**WORK REQUIRED:**
Copy out everything in the records from the line containing "switch enclosure COM" down to the line containing "interlock hole [73,162,88,177]", swapping "interlock" for "latch" and leaving all else as it is.

**RECORDS:**
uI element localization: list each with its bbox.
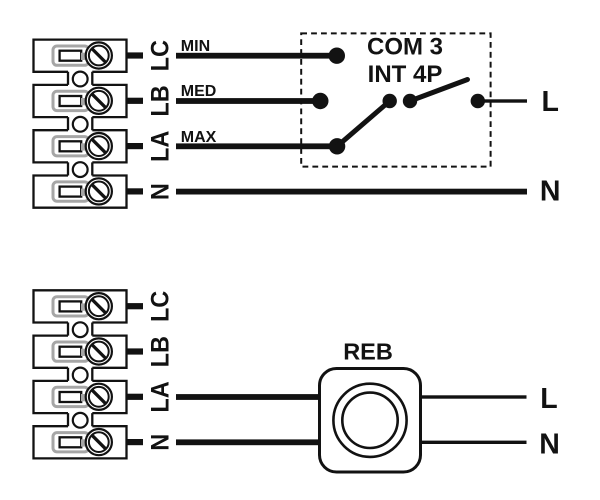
switch enclosure COM 3 INT 4P (dashed) [301,33,490,166]
wire MED (LB to switch common) [176,98,320,104]
svg-text:N: N [147,183,175,200]
terminal X1-LA screw/slot detail and stub [53,133,143,159]
dimmer knob inner ring [342,393,397,448]
terminal block X1 unit N body [34,176,127,208]
interlock neck between X1 units LA/N [68,162,92,175]
svg-text:L: L [541,86,558,118]
svg-text:LB: LB [147,336,175,367]
wire N (top, terminal to N) [176,189,527,195]
interlock neck between X2 units LC/LB [68,323,92,336]
interlock hole [73,413,88,428]
svg-text:COM 3: COM 3 [367,34,443,61]
interlock hole [73,162,88,177]
svg-text:REB: REB [343,339,393,365]
node MAX contact [329,138,345,154]
svg-text:N: N [540,176,561,208]
terminal X1-LC screw/slot detail and stub [53,42,143,68]
svg-text:MAX: MAX [181,129,217,146]
interlock hole [73,117,88,132]
svg-text:MIN: MIN [181,38,210,55]
terminal block X1 unit LA body [34,130,127,162]
terminal X1-N screw/slot detail and stub [53,178,143,204]
wire L output (bottom) [421,395,527,398]
svg-text:N: N [539,429,560,461]
dimmer REB body [320,369,421,473]
switch lever open arm [410,80,468,102]
wire LA to REB [176,394,321,400]
interlock neck between X1 units LB/LA [68,117,92,130]
interlock hole [73,368,88,383]
node MIN contact [329,48,345,64]
svg-text:LA: LA [147,381,175,412]
interlock hole [73,322,88,337]
terminal block X1 unit LC body [34,40,127,72]
node MED contact [312,93,328,109]
terminal X2-LC screw/slot detail and stub [53,293,143,319]
svg-text:LA: LA [147,131,175,162]
svg-text:MED: MED [181,83,217,100]
terminal block X1 unit LB body [34,85,127,117]
terminal X1-LB screw/slot detail and stub [53,88,143,114]
wire N output (bottom) [421,441,527,444]
node pivot b [403,94,417,108]
wire L output (top) [478,99,527,102]
wire N to REB [176,439,321,445]
terminal X2-LB screw/slot detail and stub [53,338,143,364]
terminal block X2 unit LB body [34,336,127,368]
svg-text:INT 4P: INT 4P [368,61,443,88]
node L output contact [471,94,485,108]
dimmer knob outer ring [333,384,406,457]
interlock hole [73,72,88,87]
terminal block X2 unit N body [34,426,127,458]
wire MAX (LA to switch) [176,143,337,149]
interlock neck between X1 units LC/LB [68,72,92,85]
wire MIN (LC to switch) [176,53,337,59]
terminal block X2 unit LC body [34,290,127,322]
node pivot a [383,94,397,108]
terminal block X2 unit LA body [34,381,127,413]
terminal X2-LA screw/slot detail and stub [53,384,143,410]
interlock neck between X2 units LB/LA [68,368,92,381]
svg-text:LB: LB [147,85,175,116]
svg-text:LC: LC [147,40,175,71]
interlock neck between X2 units LA/N [68,413,92,426]
switch lever from MAX contact [337,101,390,146]
terminal X2-N screw/slot detail and stub [53,429,143,455]
svg-text:N: N [147,434,175,451]
svg-text:L: L [540,383,557,415]
svg-text:LC: LC [147,291,175,322]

**TASK ANSWER:**
switch enclosure COM 3 INT 4P (dashed) [301,33,490,166]
wire MED (LB to switch common) [176,98,320,104]
svg-text:N: N [147,183,175,200]
terminal X1-LA screw/slot detail and stub [53,133,143,159]
dimmer knob inner ring [342,393,397,448]
terminal block X1 unit N body [34,176,127,208]
latch neck between X1 units LA/N [68,162,92,175]
svg-text:L: L [541,86,558,118]
svg-text:LB: LB [147,336,175,367]
wire N (top, terminal to N) [176,189,527,195]
latch neck between X2 units LC/LB [68,323,92,336]
latch hole [73,413,88,428]
svg-text:COM 3: COM 3 [367,34,443,61]
latch hole [73,162,88,177]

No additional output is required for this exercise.